WHAT YOU NEED TO DO:
Reproduce each record below exactly as written.

Data records:
--------------------------------------------------

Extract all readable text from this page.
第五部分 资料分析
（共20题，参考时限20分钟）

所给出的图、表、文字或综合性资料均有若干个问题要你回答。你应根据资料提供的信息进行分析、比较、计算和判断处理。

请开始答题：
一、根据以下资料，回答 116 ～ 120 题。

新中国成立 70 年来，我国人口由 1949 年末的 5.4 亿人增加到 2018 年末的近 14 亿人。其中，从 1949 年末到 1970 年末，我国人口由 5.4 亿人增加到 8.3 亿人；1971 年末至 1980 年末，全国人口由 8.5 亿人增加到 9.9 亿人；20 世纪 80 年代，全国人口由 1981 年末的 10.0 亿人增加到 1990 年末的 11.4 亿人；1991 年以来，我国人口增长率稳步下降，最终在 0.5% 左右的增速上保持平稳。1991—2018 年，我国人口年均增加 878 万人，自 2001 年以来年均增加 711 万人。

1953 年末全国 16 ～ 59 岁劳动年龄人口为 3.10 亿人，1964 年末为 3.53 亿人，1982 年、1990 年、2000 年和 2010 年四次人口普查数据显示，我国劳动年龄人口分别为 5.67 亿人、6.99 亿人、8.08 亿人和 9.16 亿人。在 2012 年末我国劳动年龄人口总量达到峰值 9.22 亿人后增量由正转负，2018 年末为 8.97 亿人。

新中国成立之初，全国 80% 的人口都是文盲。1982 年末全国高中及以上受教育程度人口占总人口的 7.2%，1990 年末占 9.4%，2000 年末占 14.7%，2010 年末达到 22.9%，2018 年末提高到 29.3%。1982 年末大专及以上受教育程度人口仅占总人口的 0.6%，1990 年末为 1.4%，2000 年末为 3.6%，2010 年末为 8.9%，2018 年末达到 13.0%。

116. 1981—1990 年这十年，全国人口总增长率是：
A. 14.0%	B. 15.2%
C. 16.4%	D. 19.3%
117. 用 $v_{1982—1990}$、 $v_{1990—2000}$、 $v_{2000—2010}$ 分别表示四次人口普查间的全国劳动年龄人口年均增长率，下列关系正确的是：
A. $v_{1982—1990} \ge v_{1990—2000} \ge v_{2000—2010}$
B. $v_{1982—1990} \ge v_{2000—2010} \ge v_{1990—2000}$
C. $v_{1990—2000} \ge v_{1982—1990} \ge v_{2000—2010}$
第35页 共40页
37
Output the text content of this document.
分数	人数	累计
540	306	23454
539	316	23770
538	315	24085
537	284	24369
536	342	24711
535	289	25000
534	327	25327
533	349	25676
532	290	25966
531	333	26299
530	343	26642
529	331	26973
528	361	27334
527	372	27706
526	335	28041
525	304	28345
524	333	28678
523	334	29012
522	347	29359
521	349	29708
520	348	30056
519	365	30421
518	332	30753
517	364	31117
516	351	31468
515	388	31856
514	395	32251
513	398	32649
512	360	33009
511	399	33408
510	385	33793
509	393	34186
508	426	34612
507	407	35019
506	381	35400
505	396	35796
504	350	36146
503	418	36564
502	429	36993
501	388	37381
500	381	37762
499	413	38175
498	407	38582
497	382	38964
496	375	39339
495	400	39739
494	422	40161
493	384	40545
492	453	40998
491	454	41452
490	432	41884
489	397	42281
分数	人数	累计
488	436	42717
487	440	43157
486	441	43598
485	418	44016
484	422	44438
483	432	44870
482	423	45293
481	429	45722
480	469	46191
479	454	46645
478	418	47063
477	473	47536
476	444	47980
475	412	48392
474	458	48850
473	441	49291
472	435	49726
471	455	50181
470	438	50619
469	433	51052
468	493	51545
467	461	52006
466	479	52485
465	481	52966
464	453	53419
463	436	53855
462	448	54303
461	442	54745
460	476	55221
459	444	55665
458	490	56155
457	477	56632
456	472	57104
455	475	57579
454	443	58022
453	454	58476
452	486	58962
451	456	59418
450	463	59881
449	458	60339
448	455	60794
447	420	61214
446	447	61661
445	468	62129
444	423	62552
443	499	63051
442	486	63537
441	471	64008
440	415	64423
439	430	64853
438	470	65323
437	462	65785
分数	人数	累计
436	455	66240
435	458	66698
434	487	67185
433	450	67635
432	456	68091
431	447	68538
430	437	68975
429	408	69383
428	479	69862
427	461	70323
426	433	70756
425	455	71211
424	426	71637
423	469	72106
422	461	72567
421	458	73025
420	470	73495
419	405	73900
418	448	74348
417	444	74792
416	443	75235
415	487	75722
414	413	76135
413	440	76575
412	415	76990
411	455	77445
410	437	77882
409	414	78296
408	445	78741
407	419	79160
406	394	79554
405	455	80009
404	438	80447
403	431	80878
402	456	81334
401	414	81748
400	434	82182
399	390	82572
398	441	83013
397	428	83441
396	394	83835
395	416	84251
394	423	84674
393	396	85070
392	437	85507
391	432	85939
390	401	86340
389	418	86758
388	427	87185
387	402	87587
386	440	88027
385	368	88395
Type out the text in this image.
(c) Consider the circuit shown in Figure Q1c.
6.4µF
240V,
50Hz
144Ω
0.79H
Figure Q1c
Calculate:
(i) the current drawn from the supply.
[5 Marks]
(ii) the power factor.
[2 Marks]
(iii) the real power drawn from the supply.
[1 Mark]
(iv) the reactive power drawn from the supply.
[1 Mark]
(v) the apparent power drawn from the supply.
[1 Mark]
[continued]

--------------------------------------------------

SOLUTION:
Extract all readable text from this page.
第五部分 资料分析
（共20题，参考时限20分钟）

所给出的图、表、文字或综合性资料均有若干个问题要你回答。你应根据资料提供的信息进行分析、比较、计算和判断处理。

请开始答题：
一、根据以下资料，回答 116 ～ 120 题。

新中国成立 70 年来，我国人口由 1949 年末的 5.4 亿人增加到 2018 年末的近 14 亿人。其中，从 1949 年末到 1970 年末，我国人口由 5.4 亿人增加到 8.3 亿人；1971 年末至 1980 年末，全国人口由 8.5 亿人增加到 9.9 亿人；20 世纪 80 年代，全国人口由 1981 年末的 10.0 亿人增加到 1990 年末的 11.4 亿人；1991 年以来，我国人口增长率稳步下降，最终在 0.5% 左右的增速上保持平稳。1991—2018 年，我国人口年均增加 878 万人，自 2001 年以来年均增加 711 万人。

1953 年末全国 16 ～ 59 岁劳动年龄人口为 3.10 亿人，1964 年末为 3.53 亿人，1982 年、1990 年、2000 年和 2010 年四次人口普查数据显示，我国劳动年龄人口分别为 5.67 亿人、6.99 亿人、8.08 亿人和 9.16 亿人。在 2012 年末我国劳动年龄人口总量达到峰值 9.22 亿人后增量由正转负，2018 年末为 8.97 亿人。

新中国成立之初，全国 80% 的人口都是文盲。1982 年末全国高中及以上受教育程度人口占总人口的 7.2%，1990 年末占 9.4%，2000 年末占 14.7%，2010 年末达到 22.9%，2018 年末提高到 29.3%。1982 年末大专及以上受教育程度人口仅占总人口的 0.6%，1990 年末为 1.4%，2000 年末为 3.6%，2010 年末为 8.9%，2018 年末达到 13.0%。

116. 1981—1990 年这十年，全国人口总增长率是：
A. 14.0%	B. 15.2%
C. 16.4%	D. 19.3%
117. 用 $v_{1982—1990}$、 $v_{1990—2000}$、 $v_{2000—2010}$ 分别表示四次人口普查间的全国劳动年龄人口年均增长率，下列关系正确的是：
A. $v_{1982—1990} \ge v_{1990—2000} \ge v_{2000—2010}$
B. $v_{1982—1990} \ge v_{2000—2010} \ge v_{1990—2000}$
C. $v_{1990—2000} \ge v_{1982—1990} \ge v_{2000—2010}$
第35页 共40页
37
Output the text content of this document.
分数	人数	累计
540	306	23454
539	316	23770
538	315	24085
537	284	24369
536	342	24711
535	289	25000
534	327	25327
533	349	25676
532	290	25966
531	333	26299
530	343	26642
529	331	26973
528	361	27334
527	372	27706
526	335	28041
525	304	28345
524	333	28678
523	334	29012
522	347	29359
521	349	29708
520	348	30056
519	365	30421
518	332	30753
517	364	31117
516	351	31468
515	388	31856
514	395	32251
513	398	32649
512	360	33009
511	399	33408
510	385	33793
509	393	34186
508	426	34612
507	407	35019
506	381	35400
505	396	35796
504	350	36146
503	418	36564
502	429	36993
501	388	37381
500	381	37762
499	413	38175
498	407	38582
497	382	38964
496	375	39339
495	400	39739
494	422	40161
493	384	40545
492	453	40998
491	454	41452
490	432	41884
489	397	42281
分数	人数	累计
488	436	42717
487	440	43157
486	441	43598
485	418	44016
484	422	44438
483	432	44870
482	423	45293
481	429	45722
480	469	46191
479	454	46645
478	418	47063
477	473	47536
476	444	47980
475	412	48392
474	458	48850
473	441	49291
472	435	49726
471	455	50181
470	438	50619
469	433	51052
468	493	51545
467	461	52006
466	479	52485
465	481	52966
464	453	53419
463	436	53855
462	448	54303
461	442	54745
460	476	55221
459	444	55665
458	490	56155
457	477	56632
456	472	57104
455	475	57579
454	443	58022
453	454	58476
452	486	58962
451	456	59418
450	463	59881
449	458	60339
448	455	60794
447	420	61214
446	447	61661
445	468	62129
444	423	62552
443	499	63051
442	486	63537
441	471	64008
440	415	64423
439	430	64853
438	470	65323
437	462	65785
分数	人数	累计
436	455	66240
435	458	66698
434	487	67185
433	450	67635
432	456	68091
431	447	68538
430	437	68975
429	408	69383
428	479	69862
427	461	70323
426	433	70756
425	455	71211
424	426	71637
423	469	72106
422	461	72567
421	458	73025
420	470	73495
419	405	73900
418	448	74348
417	444	74792
416	443	75235
415	487	75722
414	413	76135
413	440	76575
412	415	76990
411	455	77445
410	437	77882
409	414	78296
408	445	78741
407	419	79160
406	394	79554
405	455	80009
404	438	80447
403	431	80878
402	456	81334
401	414	81748
400	434	82182
399	390	82572
398	441	83013
397	428	83441
396	394	83835
395	416	84251
394	423	84674
393	396	85070
392	437	85507
391	432	85939
390	401	86340
389	418	86758
388	427	87185
387	402	87587
386	440	88027
385	368	88395
Type out the text in this image.
(c) Consider the circuit shown in Figure Q1c.
6.4µF
240V,
50Hz
144Ω
0.79H
Figure Q1c
Calculate:
(i) the current drawn from the supply.
[5 Marks]
(ii) the power factor.
[2 Marks]
(iii) the real power drawn from the supply.
[1 Mark]
(iv) the reactive power drawn from the supply.
[1 Mark]
(v) the apparent power drawn from the supply.
[1 Mark]
[continued]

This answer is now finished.